— What the task asks —
Every record below should be printed exactly as given.

— Input —
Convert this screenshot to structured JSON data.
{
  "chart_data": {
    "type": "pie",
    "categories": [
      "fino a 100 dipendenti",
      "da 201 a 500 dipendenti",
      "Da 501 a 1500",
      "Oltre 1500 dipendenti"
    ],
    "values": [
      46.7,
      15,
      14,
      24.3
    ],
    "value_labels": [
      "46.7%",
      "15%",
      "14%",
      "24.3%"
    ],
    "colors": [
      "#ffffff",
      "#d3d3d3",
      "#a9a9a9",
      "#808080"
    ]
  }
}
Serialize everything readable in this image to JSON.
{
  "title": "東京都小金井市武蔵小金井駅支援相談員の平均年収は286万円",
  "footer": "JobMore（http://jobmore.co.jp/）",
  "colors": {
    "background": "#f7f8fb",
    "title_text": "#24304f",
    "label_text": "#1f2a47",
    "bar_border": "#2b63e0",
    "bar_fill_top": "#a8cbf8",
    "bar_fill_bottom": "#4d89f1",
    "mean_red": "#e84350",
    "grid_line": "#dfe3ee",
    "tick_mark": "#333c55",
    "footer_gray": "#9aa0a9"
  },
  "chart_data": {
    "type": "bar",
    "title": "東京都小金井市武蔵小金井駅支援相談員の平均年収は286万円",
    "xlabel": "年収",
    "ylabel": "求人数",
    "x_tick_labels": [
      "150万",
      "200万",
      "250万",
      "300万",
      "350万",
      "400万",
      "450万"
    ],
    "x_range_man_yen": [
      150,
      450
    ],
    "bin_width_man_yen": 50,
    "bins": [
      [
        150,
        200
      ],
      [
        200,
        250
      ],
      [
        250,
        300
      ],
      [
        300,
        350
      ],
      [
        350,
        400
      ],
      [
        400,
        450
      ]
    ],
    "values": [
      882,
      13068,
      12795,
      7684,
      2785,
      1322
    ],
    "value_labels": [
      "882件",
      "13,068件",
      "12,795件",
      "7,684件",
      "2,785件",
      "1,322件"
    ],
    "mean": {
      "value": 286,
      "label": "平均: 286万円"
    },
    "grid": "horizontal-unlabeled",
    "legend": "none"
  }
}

— Answer to the problem —
Convert this screenshot to structured JSON data.
{
  "chart_data": {
    "type": "pie",
    "categories": [
      "fino a 100 dipendenti",
      "da 201 a 500 dipendenti",
      "Da 501 a 1500",
      "Oltre 1500 dipendenti"
    ],
    "values": [
      46.7,
      15,
      14,
      24.3
    ],
    "value_labels": [
      "46.7%",
      "15%",
      "14%",
      "24.3%"
    ],
    "colors": [
      "#ffffff",
      "#d3d3d3",
      "#a9a9a9",
      "#808080"
    ]
  }
}
Serialize everything readable in this image to JSON.
{
  "title": "東京都小金井市武蔵小金井駅支援相談員の平均年収は286万円",
  "footer": "JobMore（http://jobmore.co.jp/）",
  "colors": {
    "background": "#f7f8fb",
    "title_text": "#24304f",
    "label_text": "#1f2a47",
    "bar_border": "#2b63e0",
    "bar_fill_top": "#a8cbf8",
    "bar_fill_bottom": "#4d89f1",
    "mean_red": "#e84350",
    "grid_line": "#dfe3ee",
    "tick_mark": "#333c55",
    "footer_gray": "#9aa0a9"
  },
  "chart_data": {
    "type": "bar",
    "title": "東京都小金井市武蔵小金井駅支援相談員の平均年収は286万円",
    "xlabel": "年収",
    "ylabel": "求人数",
    "x_tick_labels": [
      "150万",
      "200万",
      "250万",
      "300万",
      "350万",
      "400万",
      "450万"
    ],
    "x_range_man_yen": [
      150,
      450
    ],
    "bin_width_man_yen": 50,
    "bins": [
      [
        150,
        200
      ],
      [
        200,
        250
      ],
      [
        250,
        300
      ],
      [
        300,
        350
      ],
      [
        350,
        400
      ],
      [
        400,
        450
      ]
    ],
    "values": [
      882,
      13068,
      12795,
      7684,
      2785,
      1322
    ],
    "value_labels": [
      "882件",
      "13,068件",
      "12,795件",
      "7,684件",
      "2,785件",
      "1,322件"
    ],
    "mean": {
      "value": 286,
      "label": "平均: 286万円"
    },
    "grid": "horizontal-unlabeled",
    "legend": "none"
  }
}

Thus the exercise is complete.